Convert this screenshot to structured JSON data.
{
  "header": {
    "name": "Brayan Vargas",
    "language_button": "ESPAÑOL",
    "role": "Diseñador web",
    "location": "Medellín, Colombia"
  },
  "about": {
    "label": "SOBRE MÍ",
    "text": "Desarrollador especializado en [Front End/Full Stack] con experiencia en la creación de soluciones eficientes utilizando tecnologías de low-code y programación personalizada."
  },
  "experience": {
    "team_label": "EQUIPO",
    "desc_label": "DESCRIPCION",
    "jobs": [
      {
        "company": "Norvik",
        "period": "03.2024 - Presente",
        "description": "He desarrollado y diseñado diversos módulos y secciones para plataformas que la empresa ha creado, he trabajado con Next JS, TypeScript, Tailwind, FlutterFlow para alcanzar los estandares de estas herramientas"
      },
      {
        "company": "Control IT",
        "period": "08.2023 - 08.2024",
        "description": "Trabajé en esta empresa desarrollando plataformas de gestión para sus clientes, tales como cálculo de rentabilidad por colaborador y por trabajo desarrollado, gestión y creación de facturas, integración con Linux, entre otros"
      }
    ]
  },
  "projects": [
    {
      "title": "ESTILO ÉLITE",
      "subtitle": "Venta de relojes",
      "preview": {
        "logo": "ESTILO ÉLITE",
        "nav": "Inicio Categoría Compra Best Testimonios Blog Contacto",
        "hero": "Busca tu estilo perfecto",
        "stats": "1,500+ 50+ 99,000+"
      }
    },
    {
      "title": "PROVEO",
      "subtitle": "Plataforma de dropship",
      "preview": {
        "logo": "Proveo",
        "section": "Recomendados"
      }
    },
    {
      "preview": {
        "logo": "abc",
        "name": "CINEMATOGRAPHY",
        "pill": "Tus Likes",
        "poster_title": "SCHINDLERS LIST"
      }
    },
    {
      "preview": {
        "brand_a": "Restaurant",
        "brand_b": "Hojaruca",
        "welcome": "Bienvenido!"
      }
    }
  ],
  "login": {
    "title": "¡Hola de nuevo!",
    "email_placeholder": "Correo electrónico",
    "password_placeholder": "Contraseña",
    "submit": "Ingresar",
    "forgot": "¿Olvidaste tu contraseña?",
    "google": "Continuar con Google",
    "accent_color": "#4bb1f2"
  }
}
- - - -
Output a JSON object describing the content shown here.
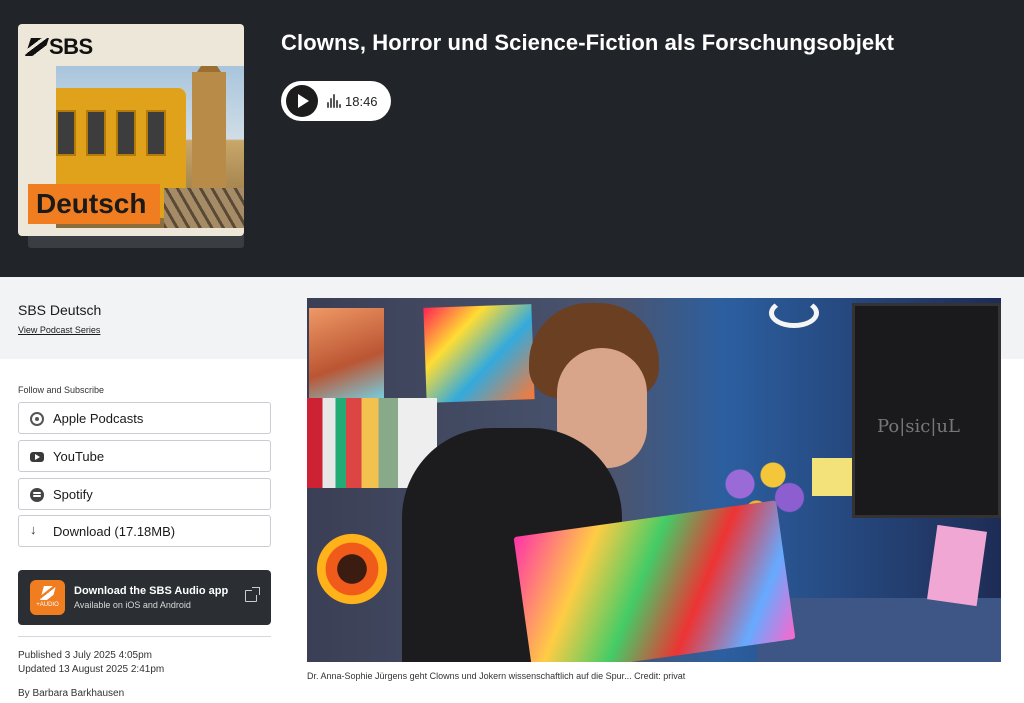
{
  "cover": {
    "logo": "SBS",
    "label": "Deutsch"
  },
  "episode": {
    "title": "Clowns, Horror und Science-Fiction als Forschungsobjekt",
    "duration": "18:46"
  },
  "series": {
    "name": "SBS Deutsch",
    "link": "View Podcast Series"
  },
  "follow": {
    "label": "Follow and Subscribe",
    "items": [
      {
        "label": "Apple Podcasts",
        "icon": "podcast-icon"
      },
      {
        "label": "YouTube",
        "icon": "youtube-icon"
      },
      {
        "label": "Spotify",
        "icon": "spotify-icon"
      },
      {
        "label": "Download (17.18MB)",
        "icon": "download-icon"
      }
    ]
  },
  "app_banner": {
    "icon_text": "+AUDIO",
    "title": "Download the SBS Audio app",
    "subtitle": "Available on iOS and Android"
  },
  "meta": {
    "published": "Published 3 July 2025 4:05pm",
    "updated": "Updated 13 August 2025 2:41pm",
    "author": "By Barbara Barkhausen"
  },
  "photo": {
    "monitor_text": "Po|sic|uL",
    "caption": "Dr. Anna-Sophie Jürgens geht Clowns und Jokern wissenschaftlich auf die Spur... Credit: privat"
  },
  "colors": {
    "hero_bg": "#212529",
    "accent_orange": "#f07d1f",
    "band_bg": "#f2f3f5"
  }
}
- - - -
THE EXERCISE:
Find the word "ÉLITE" and list each line it appears in.

ANSWER TO THIS TASK:
      "title": "ESTILO ÉLITE",
        "logo": "ESTILO ÉLITE",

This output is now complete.